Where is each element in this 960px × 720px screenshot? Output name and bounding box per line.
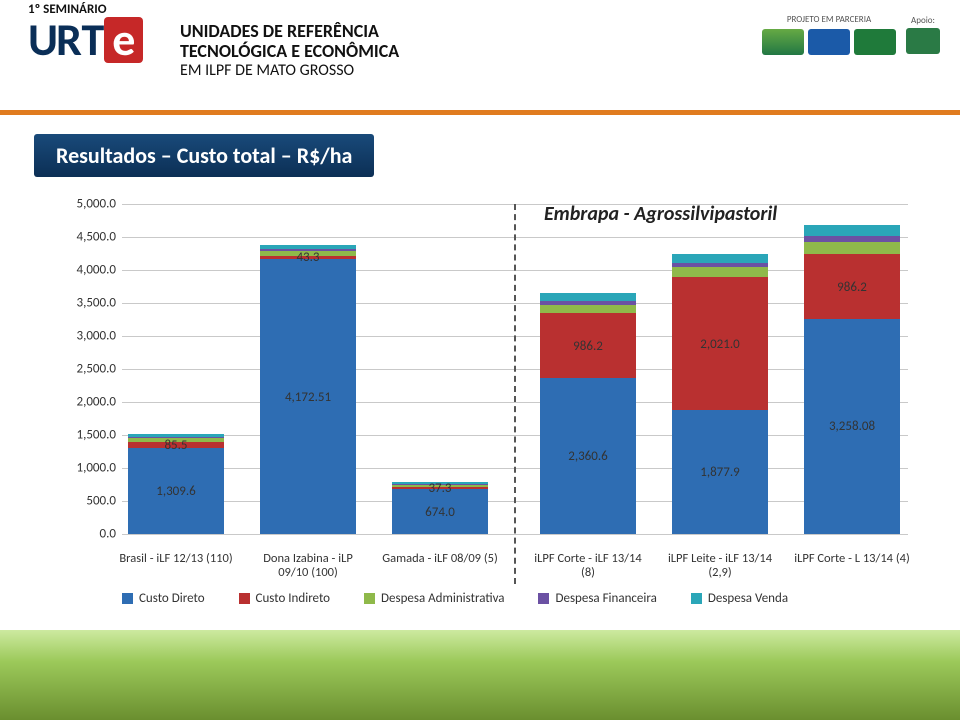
bar-segment xyxy=(540,305,636,313)
x-category-label: iLPF Corte - L 13/14 (4) xyxy=(792,552,912,566)
x-category-label: Gamada - iLF 08/09 (5) xyxy=(380,552,500,566)
y-tick-label: 2,500.0 xyxy=(36,362,116,377)
y-tick-label: 500.0 xyxy=(36,494,116,509)
x-category-label: Dona Izabina - iLP 09/10 (100) xyxy=(248,552,368,581)
legend-swatch xyxy=(239,593,250,604)
legend-label: Custo Indireto xyxy=(256,591,330,606)
value-label: 3,258.08 xyxy=(829,419,875,434)
value-label: 85.5 xyxy=(164,438,187,453)
y-tick-label: 4,500.0 xyxy=(36,230,116,245)
urte-logo: URTe xyxy=(28,12,158,98)
x-category-label: iLPF Leite - iLF 13/14 (2,9) xyxy=(660,552,780,581)
embrapa-title: Embrapa - Agrossilvipastoril xyxy=(544,202,777,226)
bar xyxy=(672,254,768,534)
chart-panel: 0.0 500.0 1,000.0 1,500.0 2,000.0 2,500.0 3,00… xyxy=(34,190,926,610)
header: 1º SEMINÁRIO URTe UNIDADES DE REFERÊNCIA… xyxy=(0,0,960,110)
value-label: 986.2 xyxy=(837,280,867,295)
orange-divider xyxy=(0,110,960,115)
slide: 1º SEMINÁRIO URTe UNIDADES DE REFERÊNCIA… xyxy=(0,0,960,720)
y-tick-label: 1,500.0 xyxy=(36,428,116,443)
legend-label: Custo Direto xyxy=(139,591,205,606)
legend: Custo Direto Custo Indireto Despesa Admini… xyxy=(122,591,788,606)
bar-segment xyxy=(804,242,900,254)
header-title: UNIDADES DE REFERÊNCIA TECNOLÓGICA E ECO… xyxy=(180,22,399,79)
legend-label: Despesa Administrativa xyxy=(381,591,504,606)
sponsor-strip: PROJETO EM PARCERIA Apoio: xyxy=(762,14,940,55)
x-category-label: iLPF Corte - iLF 13/14 (8) xyxy=(528,552,648,581)
bar xyxy=(540,293,636,534)
bar-segment xyxy=(540,293,636,301)
header-line1: UNIDADES DE REFERÊNCIA xyxy=(180,22,399,42)
value-label: 1,309.6 xyxy=(156,484,195,499)
y-tick-label: 1,000.0 xyxy=(36,461,116,476)
header-line2: TECNOLÓGICA E ECONÔMICA xyxy=(180,42,399,62)
legend-item: Despesa Financeira xyxy=(538,591,656,606)
plot-area: 0.0500.01,000.01,500.02,000.02,500.03,00… xyxy=(122,204,908,534)
y-tick-label: 0.0 xyxy=(36,527,116,542)
value-label: 1,877.9 xyxy=(700,465,739,480)
bar xyxy=(804,225,900,534)
value-label: 4,172.51 xyxy=(285,390,331,405)
bar-segment xyxy=(672,254,768,263)
section-divider xyxy=(514,204,516,584)
y-tick-label: 2,000.0 xyxy=(36,395,116,410)
legend-item: Custo Indireto xyxy=(239,591,330,606)
x-category-label: Brasil - iLF 12/13 (110) xyxy=(116,552,236,566)
value-label: 43.3 xyxy=(296,250,319,265)
legend-swatch xyxy=(538,593,549,604)
legend-label: Despesa Financeira xyxy=(555,591,656,606)
y-tick-label: 4,000.0 xyxy=(36,263,116,278)
value-label: 2,021.0 xyxy=(700,337,739,352)
legend-label: Despesa Venda xyxy=(708,591,788,606)
y-tick-label: 3,500.0 xyxy=(36,296,116,311)
legend-swatch xyxy=(364,593,375,604)
header-line3: EM ILPF DE MATO GROSSO xyxy=(180,62,399,80)
legend-item: Custo Direto xyxy=(122,591,205,606)
legend-swatch xyxy=(122,593,133,604)
value-label: 2,360.6 xyxy=(568,449,607,464)
y-tick-label: 5,000.0 xyxy=(36,197,116,212)
support-label: Apoio: xyxy=(906,15,940,54)
project-label: PROJETO EM PARCERIA xyxy=(762,14,896,55)
bar-segment xyxy=(804,225,900,236)
legend-swatch xyxy=(691,593,702,604)
y-tick-label: 3,000.0 xyxy=(36,329,116,344)
slide-title: Resultados – Custo total – R$/ha xyxy=(34,134,374,177)
value-label: 37.3 xyxy=(428,481,451,496)
value-label: 986.2 xyxy=(573,339,603,354)
bar-segment xyxy=(672,267,768,276)
legend-item: Despesa Administrativa xyxy=(364,591,504,606)
legend-item: Despesa Venda xyxy=(691,591,788,606)
footer-grass xyxy=(0,630,960,720)
value-label: 674.0 xyxy=(425,505,455,520)
stacked-bar-chart: 0.0 500.0 1,000.0 1,500.0 2,000.0 2,500.0 3,00… xyxy=(34,190,926,610)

* _To do_
Put each line of the records above into a JSON array of strings, one string per line. Skip blank lines and leave the pictures out.

* _Final result_
[
  "Where is each element in this 960px × 720px screenshot? Output name and bounding box per line.",
  "bar-segment xyxy=(540,305,636,313)",
  "x-category-label: iLPF Corte - L 13/14 (4) xyxy=(792,552,912,566)",
  "x-category-label: Gamada - iLF 08/09 (5) xyxy=(380,552,500,566)",
  "y-tick-label: 2,500.0 xyxy=(36,362,116,377)",
  "y-tick-label: 500.0 xyxy=(36,494,116,509)",
  "x-category-label: Dona Izabina - iLP 09/10 (100) xyxy=(248,552,368,581)",
  "legend-swatch xyxy=(239,593,250,604)",
  "legend-label: Custo Indireto xyxy=(256,591,330,606)",
  "value-label: 3,258.08 xyxy=(829,419,875,434)",
  "value-label: 85.5 xyxy=(164,438,187,453)",
  "y-tick-label: 4,500.0 xyxy=(36,230,116,245)",
  "urte-logo: URTe xyxy=(28,12,158,98)",
  "x-category-label: iLPF Leite - iLF 13/14 (2,9) xyxy=(660,552,780,581)",
  "embrapa-title: Embrapa - Agrossilvipastoril xyxy=(544,202,777,226)",
  "bar xyxy=(672,254,768,534)",
  "chart-panel: 0.0 500.0 1,000.0 1,500.0 2,000.0 2,500.0 3,00… xyxy=(34,190,926,610)",
  "header: 1º SEMINÁRIO URTe UNIDADES DE REFERÊNCIA… xyxy=(0,0,960,110)",
  "value-label: 986.2 xyxy=(837,280,867,295)",
  "orange-divider xyxy=(0,110,960,115)",
  "slide: 1º SEMINÁRIO URTe UNIDADES DE REFERÊNCIA… xyxy=(0,0,960,720)",
  "y-tick-label: 1,500.0 xyxy=(36,428,116,443)",
  "legend-label: Custo Direto xyxy=(139,591,205,606)",
  "legend: Custo Direto Custo Indireto Despesa Admini… xyxy=(122,591,788,606)",
  "bar-segment xyxy=(804,242,900,254)",
  "header-title: UNIDADES DE REFERÊNCIA TECNOLÓGICA E ECO… xyxy=(180,22,399,79)",
  "legend-label: Despesa Administrativa xyxy=(381,591,504,606)",
  "sponsor-strip: PROJETO EM PARCERIA Apoio: xyxy=(762,14,940,55)",
  "x-category-label: iLPF Corte - iLF 13/14 (8) xyxy=(528,552,648,581)",
  "bar xyxy=(540,293,636,534)",
  "bar-segment xyxy=(540,293,636,301)",
  "header-line1: UNIDADES DE REFERÊNCIA xyxy=(180,22,399,42)",
  "value-label: 1,309.6 xyxy=(156,484,195,499)",
  "y-tick-label: 1,000.0 xyxy=(36,461,116,476)",
  "header-line2: TECNOLÓGICA E ECONÔMICA xyxy=(180,42,399,62)",
  "legend-item: Despesa Financeira xyxy=(538,591,656,606)",
  "plot-area: 0.0500.01,000.01,500.02,000.02,500.03,00… xyxy=(122,204,908,534)",
  "y-tick-label: 0.0 xyxy=(36,527,116,542)",
  "value-label: 1,877.9 xyxy=(700,465,739,480)",
  "bar xyxy=(804,225,900,534)",
  "value-label: 4,172.51 xyxy=(285,390,331,405)",
  "bar-segment xyxy=(672,254,768,263)",
  "section-divider xyxy=(514,204,516,584)",
  "y-tick-label: 2,000.0 xyxy=(36,395,116,410)",
  "legend-item: Custo Indireto xyxy=(239,591,330,606)",
  "x-category-label: Brasil - iLF 12/13 (110) xyxy=(116,552,236,566)",
  "value-label: 43.3 xyxy=(296,250,319,265)",
  "legend-swatch xyxy=(538,593,549,604)",
  "legend-label: Despesa Financeira xyxy=(555,591,656,606)",
  "y-tick-label: 4,000.0 xyxy=(36,263,116,278)",
  "value-label: 2,021.0 xyxy=(700,337,739,352)",
  "legend-label: Despesa Venda xyxy=(708,591,788,606)",
  "y-tick-label: 3,500.0 xyxy=(36,296,116,311)",
  "legend-swatch xyxy=(364,593,375,604)",
  "header-line3: EM ILPF DE MATO GROSSO xyxy=(180,62,399,80)",
  "legend-item: Custo Direto xyxy=(122,591,205,606)",
  "legend-swatch xyxy=(122,593,133,604)",
  "value-label: 2,360.6 xyxy=(568,449,607,464)",
  "y-tick-label: 5,000.0 xyxy=(36,197,116,212)",
  "support-label: Apoio: xyxy=(906,15,940,54)",
  "project-label: PROJETO EM PARCERIA xyxy=(762,14,896,55)",
  "bar-segment xyxy=(804,225,900,236)",
  "legend-swatch xyxy=(691,593,702,604)",
  "y-tick-label: 3,000.0 xyxy=(36,329,116,344)",
  "slide-title: Resultados – Custo total – R$/ha xyxy=(34,134,374,177)",
  "value-label: 37.3 xyxy=(428,481,451,496)",
  "value-label: 986.2 xyxy=(573,339,603,354)",
  "bar-segment xyxy=(672,267,768,276)",
  "legend-item: Despesa Administrativa xyxy=(364,591,504,606)",
  "legend-item: Despesa Venda xyxy=(691,591,788,606)",
  "footer-grass xyxy=(0,630,960,720)",
  "value-label: 674.0 xyxy=(425,505,455,520)",
  "stacked-bar-chart: 0.0 500.0 1,000.0 1,500.0 2,000.0 2,500.0 3,00… xyxy=(34,190,926,610)"
]